> Aim of the task
Transcribe all of the data exactly. Omit the pictures.

> Extracted entries
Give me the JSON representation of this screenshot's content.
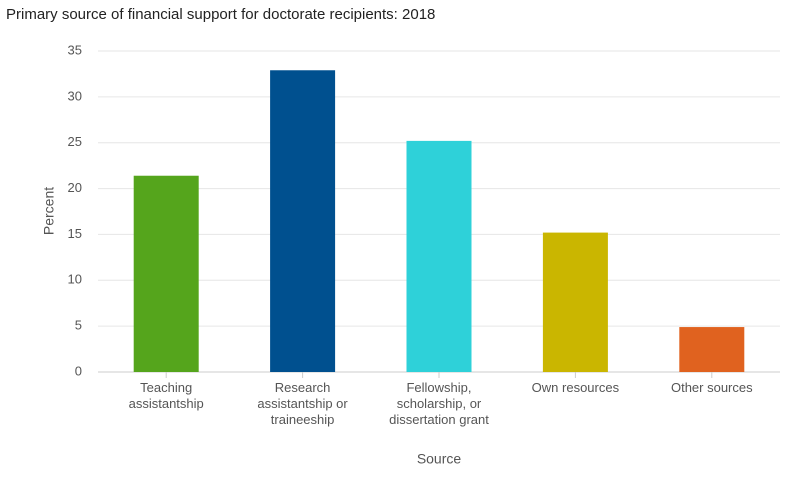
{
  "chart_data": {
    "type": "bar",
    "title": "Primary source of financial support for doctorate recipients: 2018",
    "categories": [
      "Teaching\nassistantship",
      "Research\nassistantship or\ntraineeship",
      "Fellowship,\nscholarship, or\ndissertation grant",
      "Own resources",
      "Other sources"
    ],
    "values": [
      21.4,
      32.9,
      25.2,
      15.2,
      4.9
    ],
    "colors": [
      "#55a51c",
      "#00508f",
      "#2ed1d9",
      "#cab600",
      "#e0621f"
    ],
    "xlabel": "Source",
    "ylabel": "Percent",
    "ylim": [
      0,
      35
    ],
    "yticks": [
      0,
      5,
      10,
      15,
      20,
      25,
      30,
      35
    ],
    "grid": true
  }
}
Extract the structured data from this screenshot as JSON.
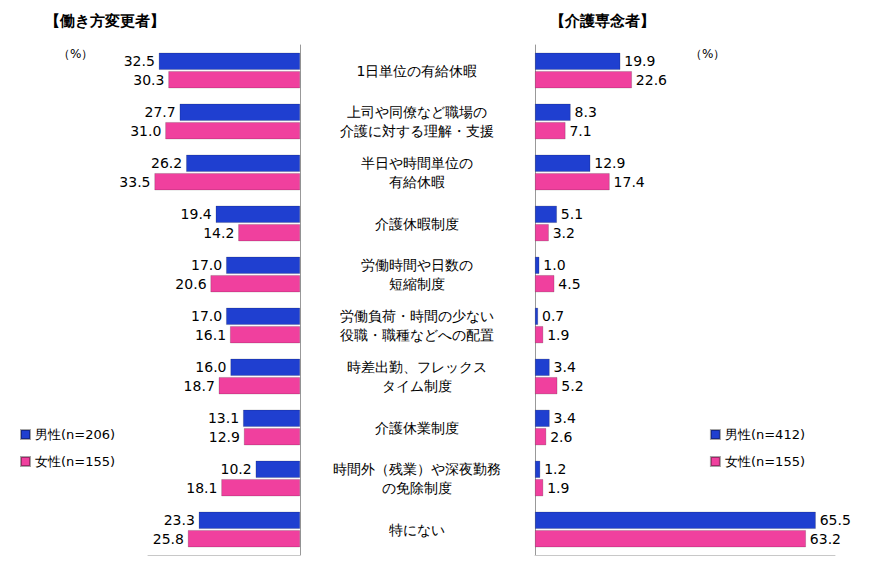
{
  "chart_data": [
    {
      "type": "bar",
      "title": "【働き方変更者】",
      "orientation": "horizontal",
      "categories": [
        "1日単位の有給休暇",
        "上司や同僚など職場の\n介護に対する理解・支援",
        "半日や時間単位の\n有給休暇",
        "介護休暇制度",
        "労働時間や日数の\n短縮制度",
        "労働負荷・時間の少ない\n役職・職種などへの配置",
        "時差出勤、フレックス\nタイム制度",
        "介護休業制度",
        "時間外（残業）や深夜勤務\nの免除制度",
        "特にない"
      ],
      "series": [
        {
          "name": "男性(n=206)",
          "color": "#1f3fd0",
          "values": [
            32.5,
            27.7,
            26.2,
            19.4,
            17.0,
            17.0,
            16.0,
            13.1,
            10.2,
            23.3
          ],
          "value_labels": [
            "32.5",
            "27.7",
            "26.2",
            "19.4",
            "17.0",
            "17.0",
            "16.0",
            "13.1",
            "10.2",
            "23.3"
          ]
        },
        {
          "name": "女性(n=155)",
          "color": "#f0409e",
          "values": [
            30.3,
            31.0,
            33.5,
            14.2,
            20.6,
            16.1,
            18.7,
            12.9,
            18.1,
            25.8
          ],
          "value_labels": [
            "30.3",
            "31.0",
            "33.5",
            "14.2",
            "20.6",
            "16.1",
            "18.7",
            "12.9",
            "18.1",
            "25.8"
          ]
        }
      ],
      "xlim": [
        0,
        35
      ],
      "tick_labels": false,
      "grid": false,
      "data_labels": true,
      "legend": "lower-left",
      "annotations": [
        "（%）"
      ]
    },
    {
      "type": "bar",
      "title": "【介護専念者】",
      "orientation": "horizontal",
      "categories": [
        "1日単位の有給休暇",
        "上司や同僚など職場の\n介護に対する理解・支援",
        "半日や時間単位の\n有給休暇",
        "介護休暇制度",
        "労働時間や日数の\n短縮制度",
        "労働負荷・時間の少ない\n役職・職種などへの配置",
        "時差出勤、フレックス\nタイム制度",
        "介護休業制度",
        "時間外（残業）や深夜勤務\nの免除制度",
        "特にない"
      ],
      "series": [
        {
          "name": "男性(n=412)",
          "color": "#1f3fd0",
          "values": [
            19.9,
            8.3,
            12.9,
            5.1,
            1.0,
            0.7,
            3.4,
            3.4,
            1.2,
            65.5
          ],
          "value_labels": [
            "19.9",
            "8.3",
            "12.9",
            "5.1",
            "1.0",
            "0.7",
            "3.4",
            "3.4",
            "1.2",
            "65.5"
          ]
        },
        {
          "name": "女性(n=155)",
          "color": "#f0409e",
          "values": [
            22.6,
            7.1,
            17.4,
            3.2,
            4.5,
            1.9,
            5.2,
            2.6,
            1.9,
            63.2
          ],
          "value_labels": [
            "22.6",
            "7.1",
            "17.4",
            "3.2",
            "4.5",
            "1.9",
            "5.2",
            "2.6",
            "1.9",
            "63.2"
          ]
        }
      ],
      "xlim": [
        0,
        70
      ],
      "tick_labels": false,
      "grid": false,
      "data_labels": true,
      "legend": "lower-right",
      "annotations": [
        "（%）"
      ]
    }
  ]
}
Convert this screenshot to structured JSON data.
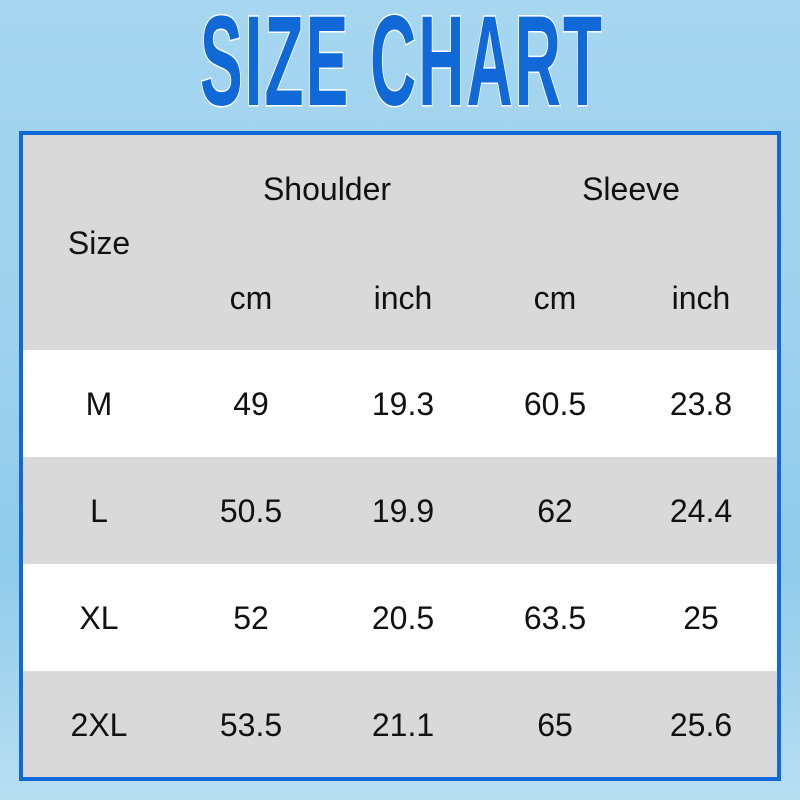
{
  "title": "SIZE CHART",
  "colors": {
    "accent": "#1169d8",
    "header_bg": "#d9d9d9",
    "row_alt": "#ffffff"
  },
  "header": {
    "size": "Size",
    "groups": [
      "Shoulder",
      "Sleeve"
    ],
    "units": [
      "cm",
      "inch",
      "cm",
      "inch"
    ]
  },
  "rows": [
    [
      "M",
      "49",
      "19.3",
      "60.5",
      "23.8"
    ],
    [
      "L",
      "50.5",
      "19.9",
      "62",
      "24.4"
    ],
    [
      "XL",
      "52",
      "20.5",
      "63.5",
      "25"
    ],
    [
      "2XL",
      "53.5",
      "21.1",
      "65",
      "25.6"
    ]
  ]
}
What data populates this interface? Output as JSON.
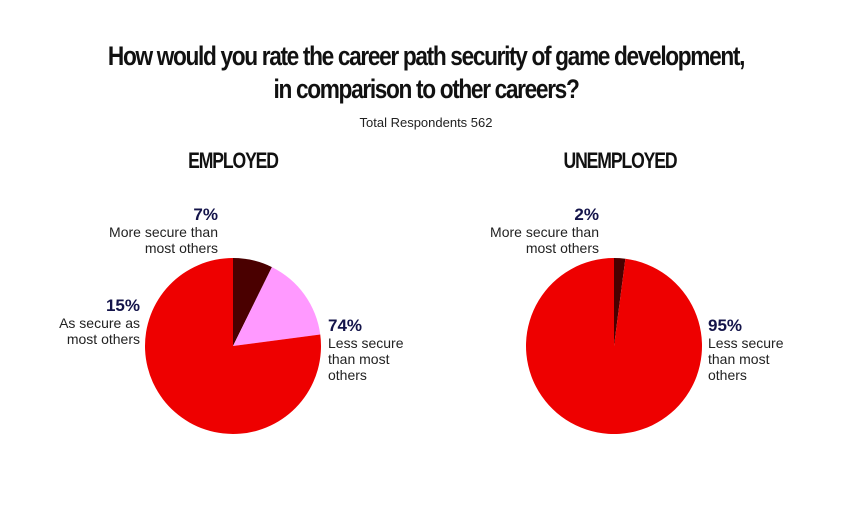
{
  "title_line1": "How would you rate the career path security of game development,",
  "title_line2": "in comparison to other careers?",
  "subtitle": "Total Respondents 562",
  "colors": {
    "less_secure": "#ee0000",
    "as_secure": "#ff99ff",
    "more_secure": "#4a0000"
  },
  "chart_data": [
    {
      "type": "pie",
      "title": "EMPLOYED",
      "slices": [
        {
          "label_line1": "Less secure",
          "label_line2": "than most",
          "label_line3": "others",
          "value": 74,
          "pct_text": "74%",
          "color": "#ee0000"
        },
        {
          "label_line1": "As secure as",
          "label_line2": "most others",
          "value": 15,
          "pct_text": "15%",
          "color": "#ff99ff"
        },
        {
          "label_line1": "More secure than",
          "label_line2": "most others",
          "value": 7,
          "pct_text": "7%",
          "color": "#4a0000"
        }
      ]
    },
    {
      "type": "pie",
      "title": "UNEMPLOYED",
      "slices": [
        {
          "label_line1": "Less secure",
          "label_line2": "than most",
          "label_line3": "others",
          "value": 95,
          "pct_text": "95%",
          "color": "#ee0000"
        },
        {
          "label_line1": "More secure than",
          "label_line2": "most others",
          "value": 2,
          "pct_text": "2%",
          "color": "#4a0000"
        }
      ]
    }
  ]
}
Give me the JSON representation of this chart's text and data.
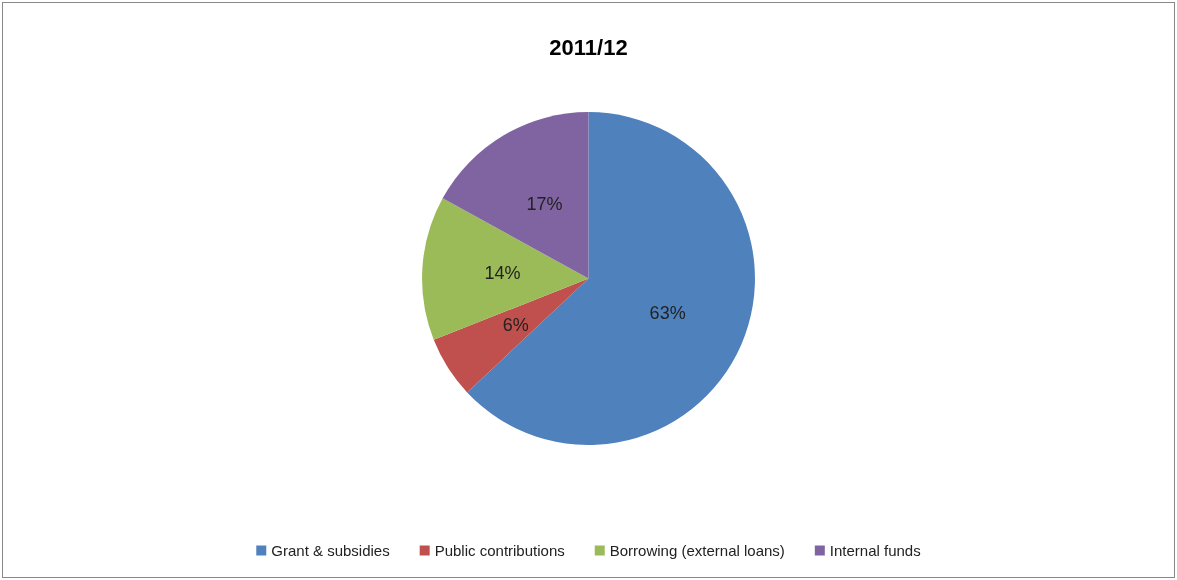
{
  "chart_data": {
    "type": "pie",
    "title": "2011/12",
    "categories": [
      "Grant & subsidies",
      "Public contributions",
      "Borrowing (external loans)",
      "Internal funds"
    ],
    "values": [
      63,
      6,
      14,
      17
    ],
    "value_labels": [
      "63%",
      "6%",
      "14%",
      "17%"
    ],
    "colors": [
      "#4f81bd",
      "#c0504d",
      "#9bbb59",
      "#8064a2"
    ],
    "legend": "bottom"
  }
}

> Result of the task
Give me the JSON representation of this screenshot's content.
{
  "chart_data": {
    "type": "bar",
    "title": "Primary source of financial support for doctorate recipients: 2018",
    "categories": [
      "Teaching\nassistantship",
      "Research\nassistantship or\ntraineeship",
      "Fellowship,\nscholarship, or\ndissertation grant",
      "Own resources",
      "Other sources"
    ],
    "values": [
      21.4,
      32.9,
      25.2,
      15.2,
      4.9
    ],
    "colors": [
      "#55a51c",
      "#00508f",
      "#2ed1d9",
      "#cab600",
      "#e0621f"
    ],
    "xlabel": "Source",
    "ylabel": "Percent",
    "ylim": [
      0,
      35
    ],
    "yticks": [
      0,
      5,
      10,
      15,
      20,
      25,
      30,
      35
    ],
    "grid": true
  }
}
Extract the structured data from this screenshot as JSON.
{
  "chart_data": [
    {
      "type": "bar",
      "title": "【働き方変更者】",
      "orientation": "horizontal",
      "categories": [
        "1日単位の有給休暇",
        "上司や同僚など職場の\n介護に対する理解・支援",
        "半日や時間単位の\n有給休暇",
        "介護休暇制度",
        "労働時間や日数の\n短縮制度",
        "労働負荷・時間の少ない\n役職・職種などへの配置",
        "時差出勤、フレックス\nタイム制度",
        "介護休業制度",
        "時間外（残業）や深夜勤務\nの免除制度",
        "特にない"
      ],
      "series": [
        {
          "name": "男性(n=206)",
          "color": "#1f3fd0",
          "values": [
            32.5,
            27.7,
            26.2,
            19.4,
            17.0,
            17.0,
            16.0,
            13.1,
            10.2,
            23.3
          ],
          "value_labels": [
            "32.5",
            "27.7",
            "26.2",
            "19.4",
            "17.0",
            "17.0",
            "16.0",
            "13.1",
            "10.2",
            "23.3"
          ]
        },
        {
          "name": "女性(n=155)",
          "color": "#f0409e",
          "values": [
            30.3,
            31.0,
            33.5,
            14.2,
            20.6,
            16.1,
            18.7,
            12.9,
            18.1,
            25.8
          ],
          "value_labels": [
            "30.3",
            "31.0",
            "33.5",
            "14.2",
            "20.6",
            "16.1",
            "18.7",
            "12.9",
            "18.1",
            "25.8"
          ]
        }
      ],
      "xlim": [
        0,
        35
      ],
      "tick_labels": false,
      "grid": false,
      "data_labels": true,
      "legend": "lower-left",
      "annotations": [
        "（%）"
      ]
    },
    {
      "type": "bar",
      "title": "【介護専念者】",
      "orientation": "horizontal",
      "categories": [
        "1日単位の有給休暇",
        "上司や同僚など職場の\n介護に対する理解・支援",
        "半日や時間単位の\n有給休暇",
        "介護休暇制度",
        "労働時間や日数の\n短縮制度",
        "労働負荷・時間の少ない\n役職・職種などへの配置",
        "時差出勤、フレックス\nタイム制度",
        "介護休業制度",
        "時間外（残業）や深夜勤務\nの免除制度",
        "特にない"
      ],
      "series": [
        {
          "name": "男性(n=412)",
          "color": "#1f3fd0",
          "values": [
            19.9,
            8.3,
            12.9,
            5.1,
            1.0,
            0.7,
            3.4,
            3.4,
            1.2,
            65.5
          ],
          "value_labels": [
            "19.9",
            "8.3",
            "12.9",
            "5.1",
            "1.0",
            "0.7",
            "3.4",
            "3.4",
            "1.2",
            "65.5"
          ]
        },
        {
          "name": "女性(n=155)",
          "color": "#f0409e",
          "values": [
            22.6,
            7.1,
            17.4,
            3.2,
            4.5,
            1.9,
            5.2,
            2.6,
            1.9,
            63.2
          ],
          "value_labels": [
            "22.6",
            "7.1",
            "17.4",
            "3.2",
            "4.5",
            "1.9",
            "5.2",
            "2.6",
            "1.9",
            "63.2"
          ]
        }
      ],
      "xlim": [
        0,
        70
      ],
      "tick_labels": false,
      "grid": false,
      "data_labels": true,
      "legend": "lower-right",
      "annotations": [
        "（%）"
      ]
    }
  ]
}
Convert this screenshot to structured JSON data.
{
  "title": "SIZE CHART",
  "colors": {
    "accent": "#1169d8",
    "header_bg": "#d9d9d9",
    "row_alt": "#ffffff"
  },
  "header": {
    "size": "Size",
    "groups": [
      "Shoulder",
      "Sleeve"
    ],
    "units": [
      "cm",
      "inch",
      "cm",
      "inch"
    ]
  },
  "rows": [
    [
      "M",
      "49",
      "19.3",
      "60.5",
      "23.8"
    ],
    [
      "L",
      "50.5",
      "19.9",
      "62",
      "24.4"
    ],
    [
      "XL",
      "52",
      "20.5",
      "63.5",
      "25"
    ],
    [
      "2XL",
      "53.5",
      "21.1",
      "65",
      "25.6"
    ]
  ]
}
What data populates this interface? Output as JSON.
{
  "title_line1": "How would you rate the career path security of game development,",
  "title_line2": "in comparison to other careers?",
  "subtitle": "Total Respondents 562",
  "colors": {
    "less_secure": "#ee0000",
    "as_secure": "#ff99ff",
    "more_secure": "#4a0000"
  },
  "chart_data": [
    {
      "type": "pie",
      "title": "EMPLOYED",
      "slices": [
        {
          "label_line1": "Less secure",
          "label_line2": "than most",
          "label_line3": "others",
          "value": 74,
          "pct_text": "74%",
          "color": "#ee0000"
        },
        {
          "label_line1": "As secure as",
          "label_line2": "most others",
          "value": 15,
          "pct_text": "15%",
          "color": "#ff99ff"
        },
        {
          "label_line1": "More secure than",
          "label_line2": "most others",
          "value": 7,
          "pct_text": "7%",
          "color": "#4a0000"
        }
      ]
    },
    {
      "type": "pie",
      "title": "UNEMPLOYED",
      "slices": [
        {
          "label_line1": "Less secure",
          "label_line2": "than most",
          "label_line3": "others",
          "value": 95,
          "pct_text": "95%",
          "color": "#ee0000"
        },
        {
          "label_line1": "More secure than",
          "label_line2": "most others",
          "value": 2,
          "pct_text": "2%",
          "color": "#4a0000"
        }
      ]
    }
  ]
}
Give me the JSON representation of this chart's text and data.
{
  "chart_data": {
    "type": "pie",
    "title": "2011/12",
    "categories": [
      "Grant & subsidies",
      "Public contributions",
      "Borrowing (external loans)",
      "Internal funds"
    ],
    "values": [
      63,
      6,
      14,
      17
    ],
    "value_labels": [
      "63%",
      "6%",
      "14%",
      "17%"
    ],
    "colors": [
      "#4f81bd",
      "#c0504d",
      "#9bbb59",
      "#8064a2"
    ],
    "legend": "bottom"
  }
}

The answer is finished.